begin

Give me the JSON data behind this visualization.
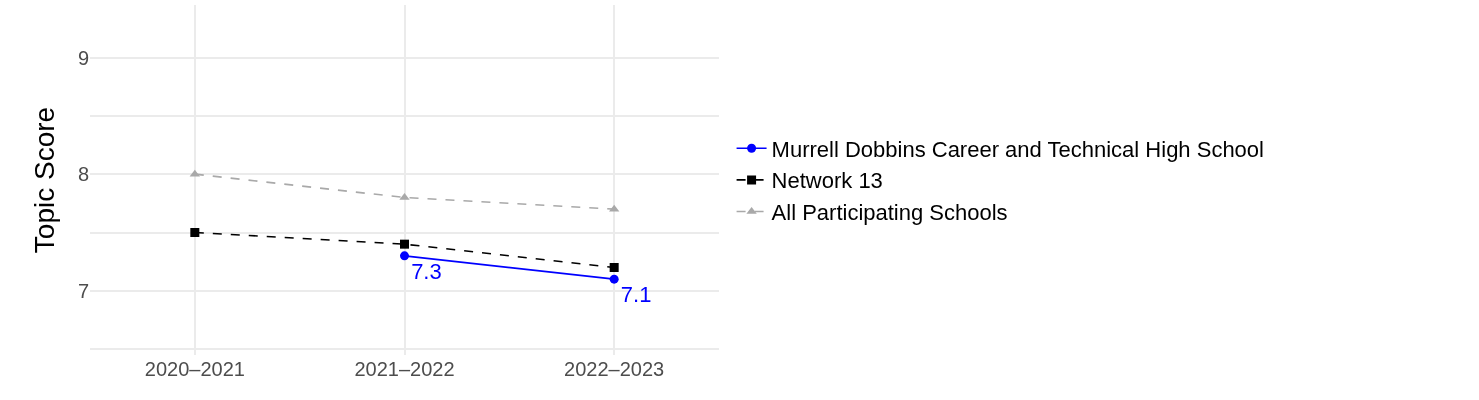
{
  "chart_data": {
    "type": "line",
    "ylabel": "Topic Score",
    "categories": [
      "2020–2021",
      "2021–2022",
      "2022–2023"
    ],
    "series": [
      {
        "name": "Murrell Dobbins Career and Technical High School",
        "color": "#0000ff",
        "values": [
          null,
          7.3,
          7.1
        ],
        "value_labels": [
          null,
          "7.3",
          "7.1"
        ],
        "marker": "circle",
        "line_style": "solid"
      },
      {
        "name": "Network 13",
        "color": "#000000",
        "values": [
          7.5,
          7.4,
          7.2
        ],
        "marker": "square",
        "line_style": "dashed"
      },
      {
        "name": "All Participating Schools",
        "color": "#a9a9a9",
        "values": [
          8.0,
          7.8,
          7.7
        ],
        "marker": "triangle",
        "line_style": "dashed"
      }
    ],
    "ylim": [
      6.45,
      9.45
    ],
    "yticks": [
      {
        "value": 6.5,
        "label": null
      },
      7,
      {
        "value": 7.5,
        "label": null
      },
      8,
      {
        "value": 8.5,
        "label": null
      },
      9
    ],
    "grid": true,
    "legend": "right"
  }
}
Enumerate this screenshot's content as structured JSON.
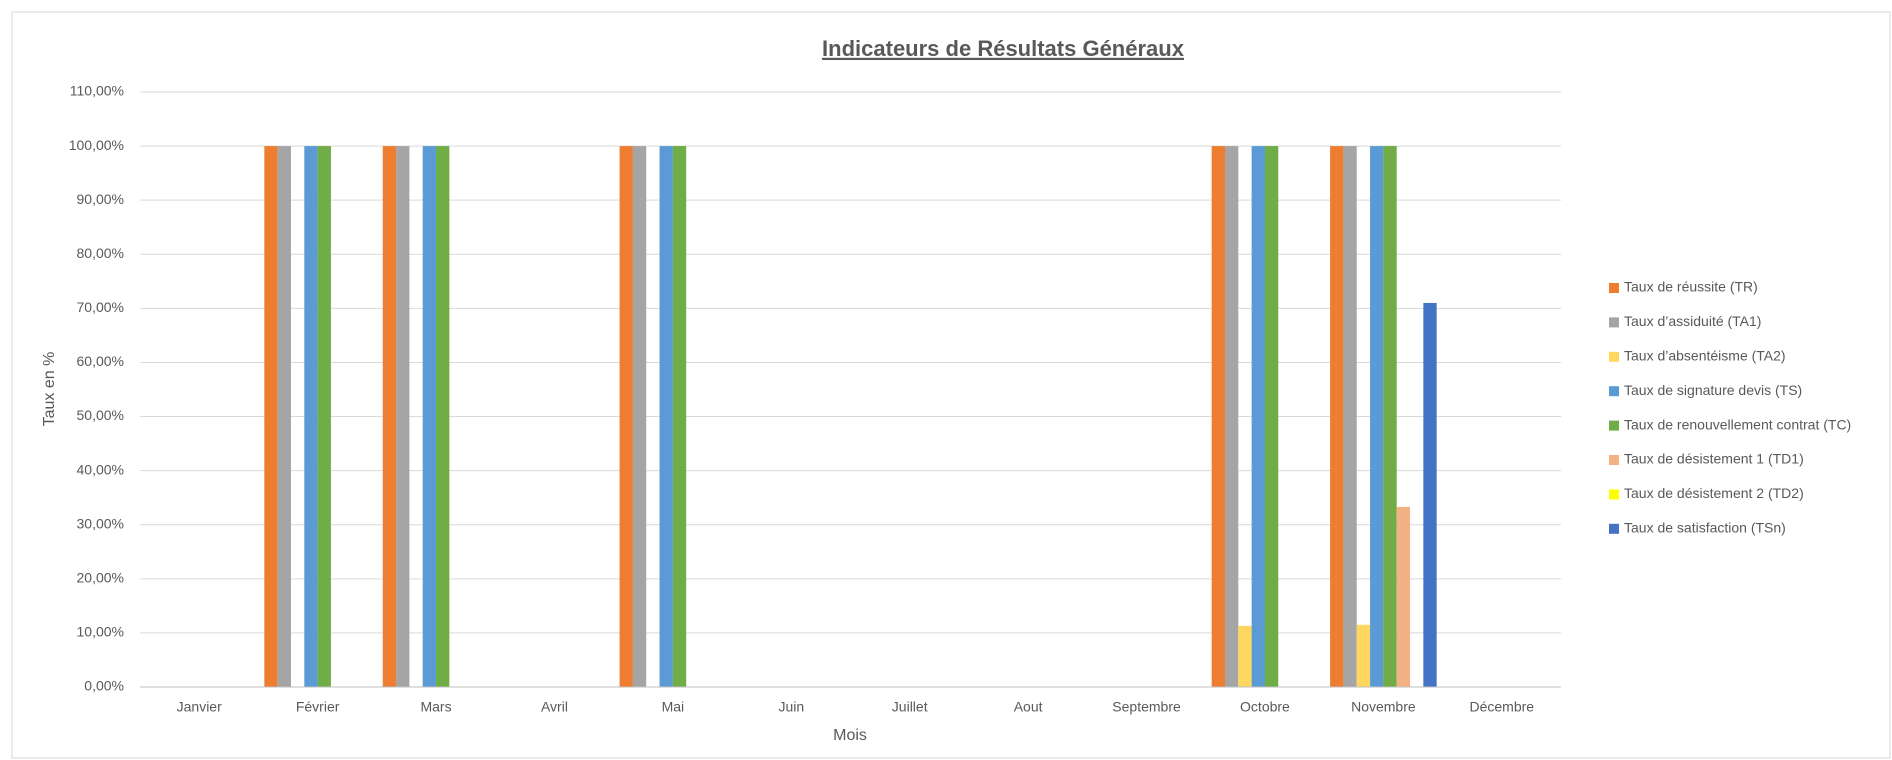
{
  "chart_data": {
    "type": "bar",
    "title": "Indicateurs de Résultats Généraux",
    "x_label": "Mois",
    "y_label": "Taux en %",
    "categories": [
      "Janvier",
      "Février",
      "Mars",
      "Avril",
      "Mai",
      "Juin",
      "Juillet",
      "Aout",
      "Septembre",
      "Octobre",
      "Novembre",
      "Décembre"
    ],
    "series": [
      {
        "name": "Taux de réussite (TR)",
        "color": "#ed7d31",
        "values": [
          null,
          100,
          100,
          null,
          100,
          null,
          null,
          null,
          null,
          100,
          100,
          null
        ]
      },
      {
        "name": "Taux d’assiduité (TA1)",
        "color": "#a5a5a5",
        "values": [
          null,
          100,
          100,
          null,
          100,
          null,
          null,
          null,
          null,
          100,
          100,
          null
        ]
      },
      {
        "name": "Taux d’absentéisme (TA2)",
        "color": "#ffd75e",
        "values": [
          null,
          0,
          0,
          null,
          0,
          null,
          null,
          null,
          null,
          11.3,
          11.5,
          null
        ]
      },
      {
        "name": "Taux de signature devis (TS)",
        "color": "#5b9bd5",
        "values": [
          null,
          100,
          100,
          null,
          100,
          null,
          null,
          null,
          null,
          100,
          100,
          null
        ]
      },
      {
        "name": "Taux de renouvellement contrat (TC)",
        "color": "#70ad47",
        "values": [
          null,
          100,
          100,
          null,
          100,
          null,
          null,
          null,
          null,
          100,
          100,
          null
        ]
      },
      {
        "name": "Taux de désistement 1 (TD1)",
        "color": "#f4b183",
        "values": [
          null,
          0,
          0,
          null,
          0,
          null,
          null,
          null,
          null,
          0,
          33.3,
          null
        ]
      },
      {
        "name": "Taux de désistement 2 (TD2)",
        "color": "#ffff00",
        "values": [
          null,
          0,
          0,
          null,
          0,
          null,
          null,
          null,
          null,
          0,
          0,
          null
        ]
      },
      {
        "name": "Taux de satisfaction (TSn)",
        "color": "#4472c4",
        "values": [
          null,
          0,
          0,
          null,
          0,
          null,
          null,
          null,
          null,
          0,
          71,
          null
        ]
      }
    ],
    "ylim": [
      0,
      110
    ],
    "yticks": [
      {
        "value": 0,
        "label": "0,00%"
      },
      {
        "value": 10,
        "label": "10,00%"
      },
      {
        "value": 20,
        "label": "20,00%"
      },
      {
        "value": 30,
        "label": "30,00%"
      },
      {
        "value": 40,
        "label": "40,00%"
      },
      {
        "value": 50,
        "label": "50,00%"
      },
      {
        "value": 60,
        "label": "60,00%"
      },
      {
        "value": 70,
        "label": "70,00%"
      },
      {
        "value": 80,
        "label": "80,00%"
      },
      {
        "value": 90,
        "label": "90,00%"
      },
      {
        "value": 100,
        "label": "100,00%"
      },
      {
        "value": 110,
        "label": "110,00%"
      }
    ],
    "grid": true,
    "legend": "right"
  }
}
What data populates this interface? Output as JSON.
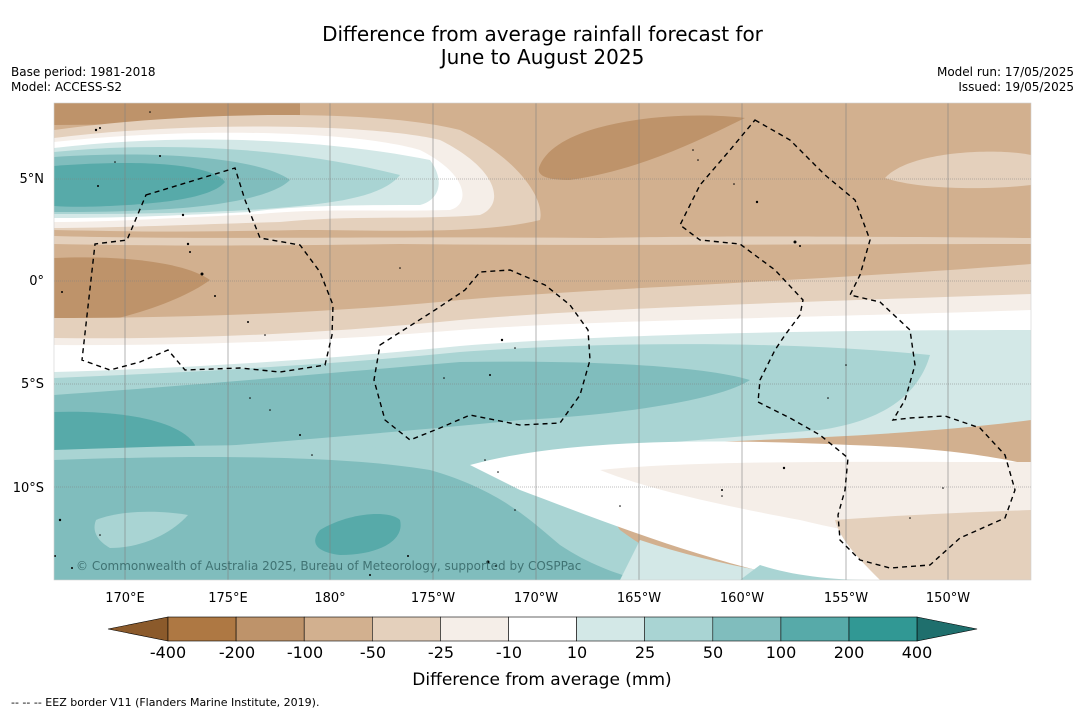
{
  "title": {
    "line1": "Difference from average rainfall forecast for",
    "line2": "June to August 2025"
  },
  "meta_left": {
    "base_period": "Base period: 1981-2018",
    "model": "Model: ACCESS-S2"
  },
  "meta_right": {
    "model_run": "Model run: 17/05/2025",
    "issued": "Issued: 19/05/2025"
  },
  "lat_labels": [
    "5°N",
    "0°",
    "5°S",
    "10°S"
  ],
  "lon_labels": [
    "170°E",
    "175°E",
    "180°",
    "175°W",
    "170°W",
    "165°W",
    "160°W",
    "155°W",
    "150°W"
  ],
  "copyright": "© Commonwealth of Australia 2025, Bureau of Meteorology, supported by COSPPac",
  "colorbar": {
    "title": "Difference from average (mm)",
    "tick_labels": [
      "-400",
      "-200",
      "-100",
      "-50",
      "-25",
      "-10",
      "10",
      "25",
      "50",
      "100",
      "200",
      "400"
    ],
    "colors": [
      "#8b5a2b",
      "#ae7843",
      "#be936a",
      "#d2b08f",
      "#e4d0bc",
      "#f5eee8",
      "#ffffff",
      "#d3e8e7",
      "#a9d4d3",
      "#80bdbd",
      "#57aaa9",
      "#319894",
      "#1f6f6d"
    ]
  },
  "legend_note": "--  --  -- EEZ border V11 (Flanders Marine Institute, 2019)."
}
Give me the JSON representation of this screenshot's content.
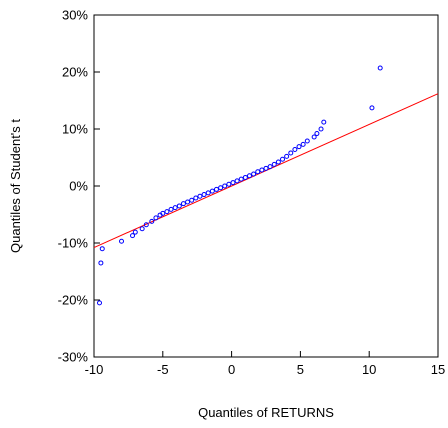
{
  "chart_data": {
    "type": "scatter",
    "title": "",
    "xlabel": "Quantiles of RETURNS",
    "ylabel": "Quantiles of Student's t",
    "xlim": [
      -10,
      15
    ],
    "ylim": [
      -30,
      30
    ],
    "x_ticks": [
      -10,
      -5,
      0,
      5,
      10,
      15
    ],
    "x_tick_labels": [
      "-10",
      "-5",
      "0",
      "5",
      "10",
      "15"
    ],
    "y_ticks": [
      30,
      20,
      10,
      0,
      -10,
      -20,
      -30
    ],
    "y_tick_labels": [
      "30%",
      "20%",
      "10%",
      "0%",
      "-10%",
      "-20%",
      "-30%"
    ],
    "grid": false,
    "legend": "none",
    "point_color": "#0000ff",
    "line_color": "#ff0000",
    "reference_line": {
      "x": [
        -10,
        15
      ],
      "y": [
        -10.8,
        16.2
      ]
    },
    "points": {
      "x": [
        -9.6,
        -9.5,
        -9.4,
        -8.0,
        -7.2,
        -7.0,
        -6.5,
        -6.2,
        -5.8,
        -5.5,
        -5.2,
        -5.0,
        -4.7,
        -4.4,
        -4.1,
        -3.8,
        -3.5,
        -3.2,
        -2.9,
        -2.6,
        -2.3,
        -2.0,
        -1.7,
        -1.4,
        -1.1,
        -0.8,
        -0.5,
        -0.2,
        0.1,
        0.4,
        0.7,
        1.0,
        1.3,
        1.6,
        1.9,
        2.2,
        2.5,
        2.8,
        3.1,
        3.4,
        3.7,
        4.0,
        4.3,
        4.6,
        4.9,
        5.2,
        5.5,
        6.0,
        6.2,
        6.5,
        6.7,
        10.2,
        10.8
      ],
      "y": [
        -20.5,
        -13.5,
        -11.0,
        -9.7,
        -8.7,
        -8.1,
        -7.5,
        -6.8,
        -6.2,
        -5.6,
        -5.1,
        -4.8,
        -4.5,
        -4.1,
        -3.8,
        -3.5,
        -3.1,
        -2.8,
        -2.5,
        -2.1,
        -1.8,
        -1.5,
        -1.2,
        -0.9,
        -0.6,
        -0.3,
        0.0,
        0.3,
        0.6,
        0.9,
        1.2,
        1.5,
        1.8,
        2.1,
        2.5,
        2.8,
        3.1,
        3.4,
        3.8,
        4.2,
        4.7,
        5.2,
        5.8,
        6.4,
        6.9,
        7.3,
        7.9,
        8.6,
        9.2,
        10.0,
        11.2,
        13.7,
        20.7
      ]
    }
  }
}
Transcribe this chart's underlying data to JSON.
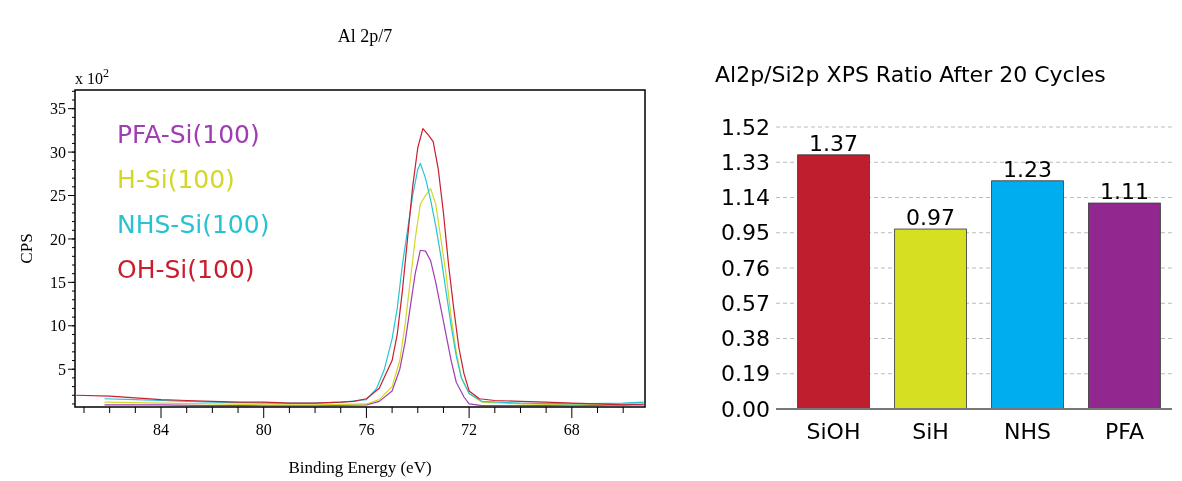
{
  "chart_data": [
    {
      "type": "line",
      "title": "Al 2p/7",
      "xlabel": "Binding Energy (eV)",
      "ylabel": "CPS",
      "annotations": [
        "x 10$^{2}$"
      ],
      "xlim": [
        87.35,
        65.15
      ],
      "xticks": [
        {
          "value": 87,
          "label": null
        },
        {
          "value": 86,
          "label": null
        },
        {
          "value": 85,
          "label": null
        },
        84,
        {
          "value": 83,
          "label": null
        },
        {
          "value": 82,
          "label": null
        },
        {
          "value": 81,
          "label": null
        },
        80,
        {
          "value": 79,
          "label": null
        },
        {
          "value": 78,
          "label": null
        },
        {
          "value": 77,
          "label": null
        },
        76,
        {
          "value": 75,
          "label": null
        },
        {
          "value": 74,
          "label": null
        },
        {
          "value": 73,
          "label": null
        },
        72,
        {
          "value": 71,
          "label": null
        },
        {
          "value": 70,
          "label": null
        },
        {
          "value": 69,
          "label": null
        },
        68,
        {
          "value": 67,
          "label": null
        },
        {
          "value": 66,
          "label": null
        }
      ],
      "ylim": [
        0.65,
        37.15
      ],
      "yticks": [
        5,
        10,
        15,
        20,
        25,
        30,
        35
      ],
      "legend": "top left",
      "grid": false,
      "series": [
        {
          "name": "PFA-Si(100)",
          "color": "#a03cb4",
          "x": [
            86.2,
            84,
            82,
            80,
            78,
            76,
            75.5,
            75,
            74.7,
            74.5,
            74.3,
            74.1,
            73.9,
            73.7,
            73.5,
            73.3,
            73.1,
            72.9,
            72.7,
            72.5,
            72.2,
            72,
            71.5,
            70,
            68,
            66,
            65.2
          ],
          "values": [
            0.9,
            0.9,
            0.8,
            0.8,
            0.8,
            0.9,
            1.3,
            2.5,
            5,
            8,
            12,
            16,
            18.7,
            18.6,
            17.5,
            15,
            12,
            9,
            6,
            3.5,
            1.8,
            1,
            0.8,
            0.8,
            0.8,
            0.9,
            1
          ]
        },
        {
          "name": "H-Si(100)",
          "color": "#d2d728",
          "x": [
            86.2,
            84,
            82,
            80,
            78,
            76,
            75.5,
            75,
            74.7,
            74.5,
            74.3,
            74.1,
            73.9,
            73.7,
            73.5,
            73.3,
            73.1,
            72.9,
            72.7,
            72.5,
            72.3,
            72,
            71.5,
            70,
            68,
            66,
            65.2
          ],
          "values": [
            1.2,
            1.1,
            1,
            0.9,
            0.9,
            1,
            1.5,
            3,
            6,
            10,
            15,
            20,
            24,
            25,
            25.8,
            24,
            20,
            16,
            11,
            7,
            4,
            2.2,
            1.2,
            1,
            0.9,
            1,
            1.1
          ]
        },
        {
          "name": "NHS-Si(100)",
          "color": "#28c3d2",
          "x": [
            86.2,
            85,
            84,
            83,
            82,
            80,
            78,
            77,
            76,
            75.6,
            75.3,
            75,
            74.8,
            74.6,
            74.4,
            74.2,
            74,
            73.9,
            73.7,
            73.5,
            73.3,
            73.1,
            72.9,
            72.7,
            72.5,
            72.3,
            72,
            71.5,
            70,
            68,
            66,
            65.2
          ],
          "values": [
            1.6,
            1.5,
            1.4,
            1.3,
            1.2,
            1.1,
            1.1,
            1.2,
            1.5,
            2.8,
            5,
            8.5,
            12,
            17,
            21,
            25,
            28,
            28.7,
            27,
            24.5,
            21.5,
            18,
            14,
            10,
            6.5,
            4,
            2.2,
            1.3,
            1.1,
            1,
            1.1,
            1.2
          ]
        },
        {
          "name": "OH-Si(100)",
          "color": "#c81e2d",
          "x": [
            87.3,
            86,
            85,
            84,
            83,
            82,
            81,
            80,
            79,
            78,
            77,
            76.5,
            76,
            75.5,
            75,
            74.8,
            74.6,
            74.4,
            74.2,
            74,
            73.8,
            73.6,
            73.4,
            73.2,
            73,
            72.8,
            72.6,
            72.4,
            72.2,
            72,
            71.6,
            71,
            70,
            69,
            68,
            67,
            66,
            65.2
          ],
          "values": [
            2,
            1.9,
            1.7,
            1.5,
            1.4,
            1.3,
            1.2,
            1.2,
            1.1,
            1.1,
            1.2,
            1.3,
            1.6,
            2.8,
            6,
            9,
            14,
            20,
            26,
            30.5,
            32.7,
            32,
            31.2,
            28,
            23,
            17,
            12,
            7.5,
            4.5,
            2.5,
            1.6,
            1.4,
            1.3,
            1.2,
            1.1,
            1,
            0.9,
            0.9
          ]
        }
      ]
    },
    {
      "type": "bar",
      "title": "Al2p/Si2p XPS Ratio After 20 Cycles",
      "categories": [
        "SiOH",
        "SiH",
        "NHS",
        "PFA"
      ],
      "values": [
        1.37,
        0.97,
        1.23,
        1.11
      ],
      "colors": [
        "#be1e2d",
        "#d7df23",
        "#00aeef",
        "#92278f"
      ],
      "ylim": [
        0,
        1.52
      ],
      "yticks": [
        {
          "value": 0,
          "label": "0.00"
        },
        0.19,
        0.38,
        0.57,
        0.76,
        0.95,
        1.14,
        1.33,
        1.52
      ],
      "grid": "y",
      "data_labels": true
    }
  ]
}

end

__Problem statement__: Pull out every line of the records above that contains the word "average".

__Expected output__:
    "line1": "Difference from average rainfall forecast for",
    "title": "Difference from average (mm)",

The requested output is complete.